→ **TASK DIRECTIONS**
Write the listing below again, word for word.

→ **LISTED RECORDS**
<<<<

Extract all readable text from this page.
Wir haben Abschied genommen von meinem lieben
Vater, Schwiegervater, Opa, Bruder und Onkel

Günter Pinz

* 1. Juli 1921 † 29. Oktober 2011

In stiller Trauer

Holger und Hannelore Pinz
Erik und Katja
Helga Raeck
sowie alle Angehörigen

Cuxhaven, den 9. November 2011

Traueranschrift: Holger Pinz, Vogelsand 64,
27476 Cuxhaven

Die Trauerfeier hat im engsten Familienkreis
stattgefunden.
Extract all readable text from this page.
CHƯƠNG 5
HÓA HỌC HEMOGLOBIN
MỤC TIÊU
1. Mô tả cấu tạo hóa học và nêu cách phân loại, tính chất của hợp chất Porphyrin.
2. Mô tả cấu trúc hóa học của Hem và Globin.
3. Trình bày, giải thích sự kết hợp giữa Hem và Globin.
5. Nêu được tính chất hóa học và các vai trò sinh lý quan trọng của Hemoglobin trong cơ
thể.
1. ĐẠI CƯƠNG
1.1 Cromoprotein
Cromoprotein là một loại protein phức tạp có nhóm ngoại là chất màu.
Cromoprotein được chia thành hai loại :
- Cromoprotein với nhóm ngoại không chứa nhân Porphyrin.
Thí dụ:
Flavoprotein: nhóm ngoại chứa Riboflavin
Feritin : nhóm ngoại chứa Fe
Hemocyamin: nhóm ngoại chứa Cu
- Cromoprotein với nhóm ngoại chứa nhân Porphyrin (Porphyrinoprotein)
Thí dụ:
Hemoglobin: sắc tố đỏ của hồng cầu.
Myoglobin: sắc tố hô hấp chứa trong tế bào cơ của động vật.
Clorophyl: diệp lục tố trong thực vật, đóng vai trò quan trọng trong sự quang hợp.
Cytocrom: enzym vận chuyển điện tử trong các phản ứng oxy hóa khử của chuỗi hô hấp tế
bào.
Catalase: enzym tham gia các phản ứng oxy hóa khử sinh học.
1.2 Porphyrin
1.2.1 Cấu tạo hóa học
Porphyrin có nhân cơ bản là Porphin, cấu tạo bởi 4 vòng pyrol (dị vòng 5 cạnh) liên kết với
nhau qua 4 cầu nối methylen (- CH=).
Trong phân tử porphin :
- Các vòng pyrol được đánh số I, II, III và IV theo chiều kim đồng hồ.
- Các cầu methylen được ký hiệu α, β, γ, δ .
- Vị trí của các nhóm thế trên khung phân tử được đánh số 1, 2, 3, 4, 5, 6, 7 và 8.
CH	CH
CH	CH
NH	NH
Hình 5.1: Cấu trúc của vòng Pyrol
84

>>>>

→ **RESPONSE BOX**
Extract all readable text from this page.
Wir haben Abschied genommen von meinem lieben
Vater, Schwiegervater, Opa, Bruder und Onkel

Günter Pinz

* 1. Juli 1921 † 29. Oktober 2011

In stiller Trauer

Holger und Hannelore Pinz
Erik und Katja
Helga Raeck
sowie alle Angehörigen

Cuxhaven, den 9. November 2011

Traueranschrift: Holger Pinz, Vogelsand 64,
27476 Cuxhaven

Die Trauerfeier hat im engsten Familienkreis
stattgefunden.
Extract all readable text from this page.
CHƯƠNG 5
HÓA HỌC HEMOGLOBIN
MỤC TIÊU
1. Mô tả cấu tạo hóa học và nêu cách phân loại, tính chất của hợp chất Porphyrin.
2. Mô tả cấu trúc hóa học của Hem và Globin.
3. Trình bày, giải thích sự kết hợp giữa Hem và Globin.
5. Nêu được tính chất hóa học và các vai trò sinh lý quan trọng của Hemoglobin trong cơ
thể.
1. ĐẠI CƯƠNG
1.1 Cromoprotein
Cromoprotein là một loại protein phức tạp có nhóm ngoại là chất màu.
Cromoprotein được chia thành hai loại :
- Cromoprotein với nhóm ngoại không chứa nhân Porphyrin.
Thí dụ:
Flavoprotein: nhóm ngoại chứa Riboflavin
Feritin : nhóm ngoại chứa Fe
Hemocyamin: nhóm ngoại chứa Cu
- Cromoprotein với nhóm ngoại chứa nhân Porphyrin (Porphyrinoprotein)
Thí dụ:
Hemoglobin: sắc tố đỏ của hồng cầu.
Myoglobin: sắc tố hô hấp chứa trong tế bào cơ của động vật.
Clorophyl: diệp lục tố trong thực vật, đóng vai trò quan trọng trong sự quang hợp.
Cytocrom: enzym vận chuyển điện tử trong các phản ứng oxy hóa khử của chuỗi hô hấp tế
bào.
Catalase: enzym tham gia các phản ứng oxy hóa khử sinh học.
1.2 Porphyrin
1.2.1 Cấu tạo hóa học
Porphyrin có nhân cơ bản là Porphin, cấu tạo bởi 4 vòng pyrol (dị vòng 5 cạnh) liên kết với
nhau qua 4 cầu nối methylen (- CH=).
Trong phân tử porphin :
- Các vòng pyrol được đánh số I, II, III và IV theo chiều kim đồng hồ.
- Các cầu methylen được ký hiệu α, β, γ, δ .
- Vị trí của các nhóm thế trên khung phân tử được đánh số 1, 2, 3, 4, 5, 6, 7 và 8.
CH	CH
CH	CH
NH	NH
Hình 5.1: Cấu trúc của vòng Pyrol
84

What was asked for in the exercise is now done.